Go through the lines below. Copy those with "Citas".

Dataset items
########

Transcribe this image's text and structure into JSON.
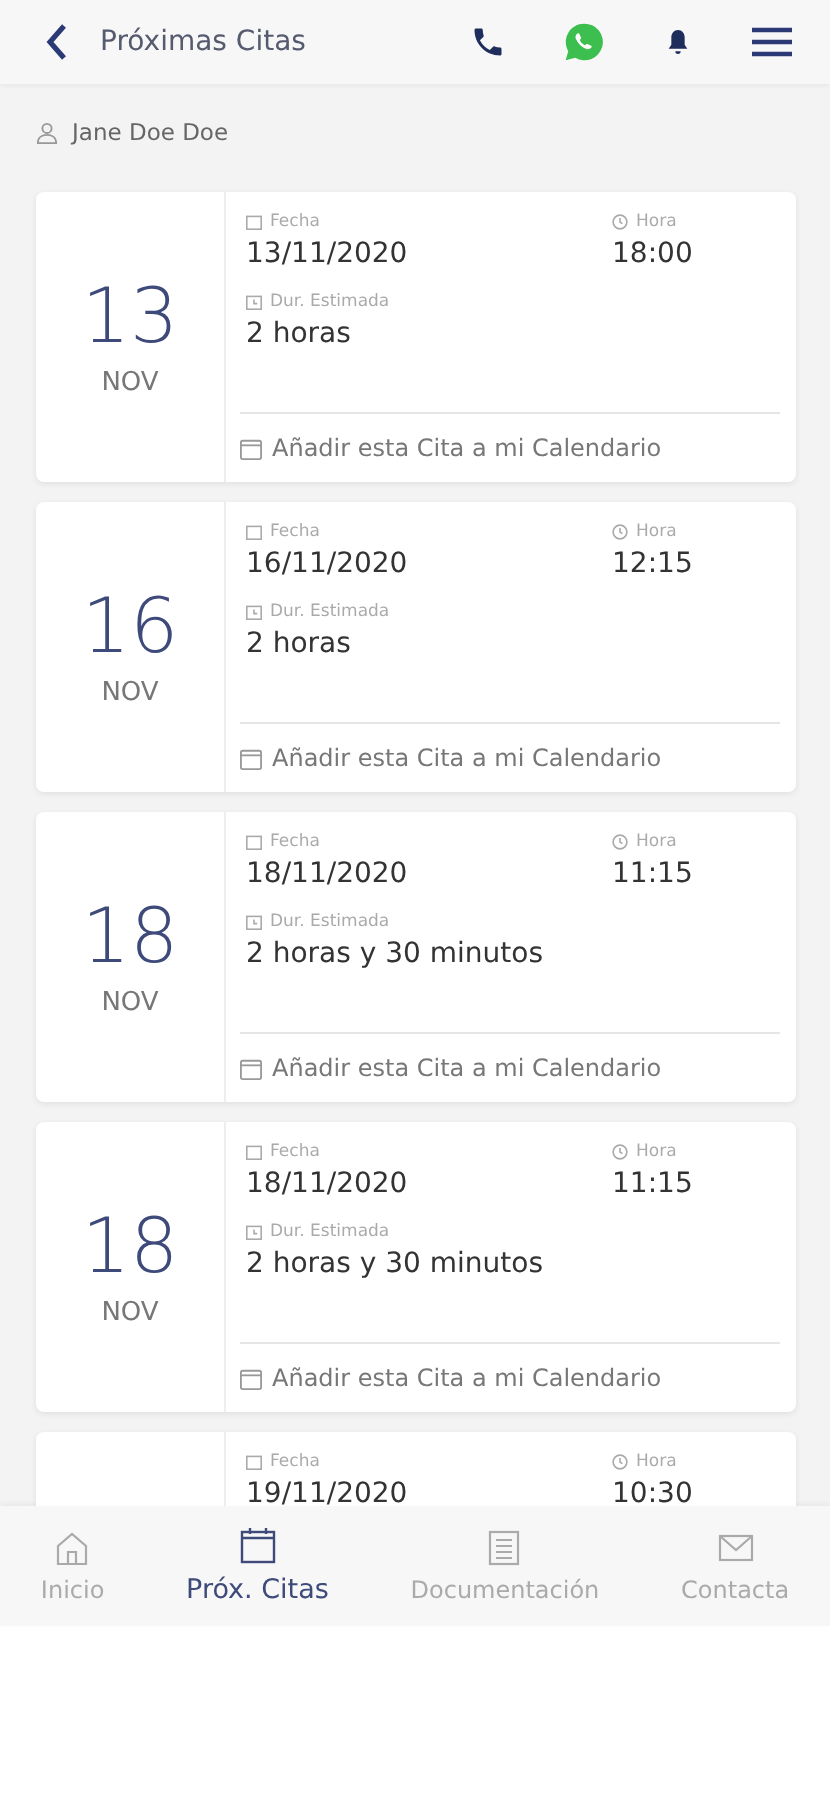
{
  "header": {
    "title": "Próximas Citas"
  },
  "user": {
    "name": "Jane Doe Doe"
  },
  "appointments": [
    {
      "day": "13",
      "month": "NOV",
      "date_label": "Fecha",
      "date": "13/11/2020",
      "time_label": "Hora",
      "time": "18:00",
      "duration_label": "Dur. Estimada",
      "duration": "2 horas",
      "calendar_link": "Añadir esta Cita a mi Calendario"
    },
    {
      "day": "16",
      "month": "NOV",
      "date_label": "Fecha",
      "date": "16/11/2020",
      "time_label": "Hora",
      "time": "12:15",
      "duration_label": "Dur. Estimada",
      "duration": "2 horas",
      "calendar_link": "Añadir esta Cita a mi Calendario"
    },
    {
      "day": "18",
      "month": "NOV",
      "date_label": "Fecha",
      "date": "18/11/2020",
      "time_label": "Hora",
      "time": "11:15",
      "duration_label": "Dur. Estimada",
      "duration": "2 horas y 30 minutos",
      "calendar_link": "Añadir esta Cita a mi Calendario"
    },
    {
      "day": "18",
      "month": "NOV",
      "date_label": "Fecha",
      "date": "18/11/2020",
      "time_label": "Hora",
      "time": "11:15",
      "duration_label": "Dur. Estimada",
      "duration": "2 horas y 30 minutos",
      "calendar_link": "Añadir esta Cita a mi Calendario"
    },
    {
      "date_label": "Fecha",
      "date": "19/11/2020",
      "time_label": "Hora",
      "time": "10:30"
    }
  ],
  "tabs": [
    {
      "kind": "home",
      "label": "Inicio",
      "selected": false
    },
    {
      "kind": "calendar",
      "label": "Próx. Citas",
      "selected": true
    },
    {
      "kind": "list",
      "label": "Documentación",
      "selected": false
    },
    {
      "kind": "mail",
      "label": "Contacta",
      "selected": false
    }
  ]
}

########

CORRECT ANSWER:
    "title": "Próximas Citas"
      "label": "Próx. Citas",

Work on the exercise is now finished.